start Record list
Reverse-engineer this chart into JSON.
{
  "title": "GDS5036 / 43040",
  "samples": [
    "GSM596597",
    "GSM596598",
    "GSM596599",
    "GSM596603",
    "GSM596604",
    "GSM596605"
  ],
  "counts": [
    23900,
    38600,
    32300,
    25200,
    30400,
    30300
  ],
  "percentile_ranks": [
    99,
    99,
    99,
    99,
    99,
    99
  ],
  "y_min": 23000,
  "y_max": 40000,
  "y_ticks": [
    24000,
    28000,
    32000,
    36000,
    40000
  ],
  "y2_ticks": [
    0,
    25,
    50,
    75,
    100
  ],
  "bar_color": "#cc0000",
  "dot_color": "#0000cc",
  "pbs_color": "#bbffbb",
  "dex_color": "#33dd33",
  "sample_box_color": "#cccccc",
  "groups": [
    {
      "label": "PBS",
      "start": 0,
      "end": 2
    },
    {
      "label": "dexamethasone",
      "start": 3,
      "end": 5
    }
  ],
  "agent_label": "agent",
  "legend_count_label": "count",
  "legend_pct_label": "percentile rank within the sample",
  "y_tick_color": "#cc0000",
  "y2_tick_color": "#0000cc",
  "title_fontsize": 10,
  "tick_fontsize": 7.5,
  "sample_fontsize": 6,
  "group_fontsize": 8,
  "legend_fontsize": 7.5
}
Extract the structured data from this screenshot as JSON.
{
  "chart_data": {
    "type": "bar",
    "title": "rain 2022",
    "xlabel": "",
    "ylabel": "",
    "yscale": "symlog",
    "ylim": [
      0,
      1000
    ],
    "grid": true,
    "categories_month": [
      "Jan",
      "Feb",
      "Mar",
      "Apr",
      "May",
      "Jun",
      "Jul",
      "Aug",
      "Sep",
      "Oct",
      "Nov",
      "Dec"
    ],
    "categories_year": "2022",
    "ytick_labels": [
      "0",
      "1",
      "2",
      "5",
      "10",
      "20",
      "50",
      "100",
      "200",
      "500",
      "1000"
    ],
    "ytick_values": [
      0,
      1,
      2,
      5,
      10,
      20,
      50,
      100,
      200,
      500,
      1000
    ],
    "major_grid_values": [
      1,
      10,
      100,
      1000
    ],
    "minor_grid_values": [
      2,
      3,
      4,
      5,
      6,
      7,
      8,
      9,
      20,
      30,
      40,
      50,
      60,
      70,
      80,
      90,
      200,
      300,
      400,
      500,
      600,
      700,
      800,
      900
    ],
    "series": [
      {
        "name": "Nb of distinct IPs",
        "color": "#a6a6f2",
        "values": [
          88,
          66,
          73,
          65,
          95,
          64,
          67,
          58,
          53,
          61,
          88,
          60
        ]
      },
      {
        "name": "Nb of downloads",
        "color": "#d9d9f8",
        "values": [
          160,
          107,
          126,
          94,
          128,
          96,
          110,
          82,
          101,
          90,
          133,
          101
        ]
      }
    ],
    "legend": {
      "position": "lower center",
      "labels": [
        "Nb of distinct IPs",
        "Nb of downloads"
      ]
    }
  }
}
end Record list
Request:
Write an exact transcription of every entry above.

Response to the task:
Reverse-engineer this chart into JSON.
{
  "title": "GDS5036 / 43040",
  "samples": [
    "GSM596597",
    "GSM596598",
    "GSM596599",
    "GSM596603",
    "GSM596604",
    "GSM596605"
  ],
  "counts": [
    23900,
    38600,
    32300,
    25200,
    30400,
    30300
  ],
  "percentile_ranks": [
    99,
    99,
    99,
    99,
    99,
    99
  ],
  "y_min": 23000,
  "y_max": 40000,
  "y_ticks": [
    24000,
    28000,
    32000,
    36000,
    40000
  ],
  "y2_ticks": [
    0,
    25,
    50,
    75,
    100
  ],
  "bar_color": "#cc0000",
  "dot_color": "#0000cc",
  "pbs_color": "#bbffbb",
  "dex_color": "#33dd33",
  "sample_box_color": "#cccccc",
  "groups": [
    {
      "label": "PBS",
      "start": 0,
      "end": 2
    },
    {
      "label": "dexamethasone",
      "start": 3,
      "end": 5
    }
  ],
  "agent_label": "agent",
  "legend_count_label": "count",
  "legend_pct_label": "percentile rank within the sample",
  "y_tick_color": "#cc0000",
  "y2_tick_color": "#0000cc",
  "title_fontsize": 10,
  "tick_fontsize": 7.5,
  "sample_fontsize": 6,
  "group_fontsize": 8,
  "legend_fontsize": 7.5
}
Extract the structured data from this screenshot as JSON.
{
  "chart_data": {
    "type": "bar",
    "title": "rain 2022",
    "xlabel": "",
    "ylabel": "",
    "yscale": "symlog",
    "ylim": [
      0,
      1000
    ],
    "grid": true,
    "categories_month": [
      "Jan",
      "Feb",
      "Mar",
      "Apr",
      "May",
      "Jun",
      "Jul",
      "Aug",
      "Sep",
      "Oct",
      "Nov",
      "Dec"
    ],
    "categories_year": "2022",
    "ytick_labels": [
      "0",
      "1",
      "2",
      "5",
      "10",
      "20",
      "50",
      "100",
      "200",
      "500",
      "1000"
    ],
    "ytick_values": [
      0,
      1,
      2,
      5,
      10,
      20,
      50,
      100,
      200,
      500,
      1000
    ],
    "major_grid_values": [
      1,
      10,
      100,
      1000
    ],
    "minor_grid_values": [
      2,
      3,
      4,
      5,
      6,
      7,
      8,
      9,
      20,
      30,
      40,
      50,
      60,
      70,
      80,
      90,
      200,
      300,
      400,
      500,
      600,
      700,
      800,
      900
    ],
    "series": [
      {
        "name": "Nb of distinct IPs",
        "color": "#a6a6f2",
        "values": [
          88,
          66,
          73,
          65,
          95,
          64,
          67,
          58,
          53,
          61,
          88,
          60
        ]
      },
      {
        "name": "Nb of downloads",
        "color": "#d9d9f8",
        "values": [
          160,
          107,
          126,
          94,
          128,
          96,
          110,
          82,
          101,
          90,
          133,
          101
        ]
      }
    ],
    "legend": {
      "position": "lower center",
      "labels": [
        "Nb of distinct IPs",
        "Nb of downloads"
      ]
    }
  }
}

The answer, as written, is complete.